To be done — Go through the listing and copy every line word for word.

[Records provided start]

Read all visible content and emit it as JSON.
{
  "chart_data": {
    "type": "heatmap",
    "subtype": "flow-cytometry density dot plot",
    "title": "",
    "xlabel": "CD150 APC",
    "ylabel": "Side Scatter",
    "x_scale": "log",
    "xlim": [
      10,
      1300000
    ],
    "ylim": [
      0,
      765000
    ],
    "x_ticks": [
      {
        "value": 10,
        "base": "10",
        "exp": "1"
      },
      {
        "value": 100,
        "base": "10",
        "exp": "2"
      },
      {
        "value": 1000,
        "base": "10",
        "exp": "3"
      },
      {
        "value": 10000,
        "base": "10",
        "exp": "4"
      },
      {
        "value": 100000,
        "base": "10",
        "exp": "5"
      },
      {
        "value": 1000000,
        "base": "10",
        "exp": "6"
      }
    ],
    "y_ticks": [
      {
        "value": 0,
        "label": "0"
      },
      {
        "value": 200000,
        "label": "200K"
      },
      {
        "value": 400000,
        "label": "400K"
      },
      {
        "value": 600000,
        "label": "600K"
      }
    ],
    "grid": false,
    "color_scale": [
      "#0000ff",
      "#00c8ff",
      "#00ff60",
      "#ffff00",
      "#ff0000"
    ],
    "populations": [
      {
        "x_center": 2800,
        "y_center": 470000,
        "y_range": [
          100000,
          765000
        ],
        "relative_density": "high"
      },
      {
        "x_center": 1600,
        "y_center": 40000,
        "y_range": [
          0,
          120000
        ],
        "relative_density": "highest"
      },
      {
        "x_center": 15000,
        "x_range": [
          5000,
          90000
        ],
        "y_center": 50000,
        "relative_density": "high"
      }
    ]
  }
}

[Records provided end]

Exercise output —
Read all visible content and emit it as JSON.
{
  "chart_data": {
    "type": "heatmap",
    "subtype": "flow-cytometry density dot plot",
    "title": "",
    "xlabel": "CD150 APC",
    "ylabel": "Side Scatter",
    "x_scale": "log",
    "xlim": [
      10,
      1300000
    ],
    "ylim": [
      0,
      765000
    ],
    "x_ticks": [
      {
        "value": 10,
        "base": "10",
        "exp": "1"
      },
      {
        "value": 100,
        "base": "10",
        "exp": "2"
      },
      {
        "value": 1000,
        "base": "10",
        "exp": "3"
      },
      {
        "value": 10000,
        "base": "10",
        "exp": "4"
      },
      {
        "value": 100000,
        "base": "10",
        "exp": "5"
      },
      {
        "value": 1000000,
        "base": "10",
        "exp": "6"
      }
    ],
    "y_ticks": [
      {
        "value": 0,
        "label": "0"
      },
      {
        "value": 200000,
        "label": "200K"
      },
      {
        "value": 400000,
        "label": "400K"
      },
      {
        "value": 600000,
        "label": "600K"
      }
    ],
    "grid": false,
    "color_scale": [
      "#0000ff",
      "#00c8ff",
      "#00ff60",
      "#ffff00",
      "#ff0000"
    ],
    "populations": [
      {
        "x_center": 2800,
        "y_center": 470000,
        "y_range": [
          100000,
          765000
        ],
        "relative_density": "high"
      },
      {
        "x_center": 1600,
        "y_center": 40000,
        "y_range": [
          0,
          120000
        ],
        "relative_density": "highest"
      },
      {
        "x_center": 15000,
        "x_range": [
          5000,
          90000
        ],
        "y_center": 50000,
        "relative_density": "high"
      }
    ]
  }
}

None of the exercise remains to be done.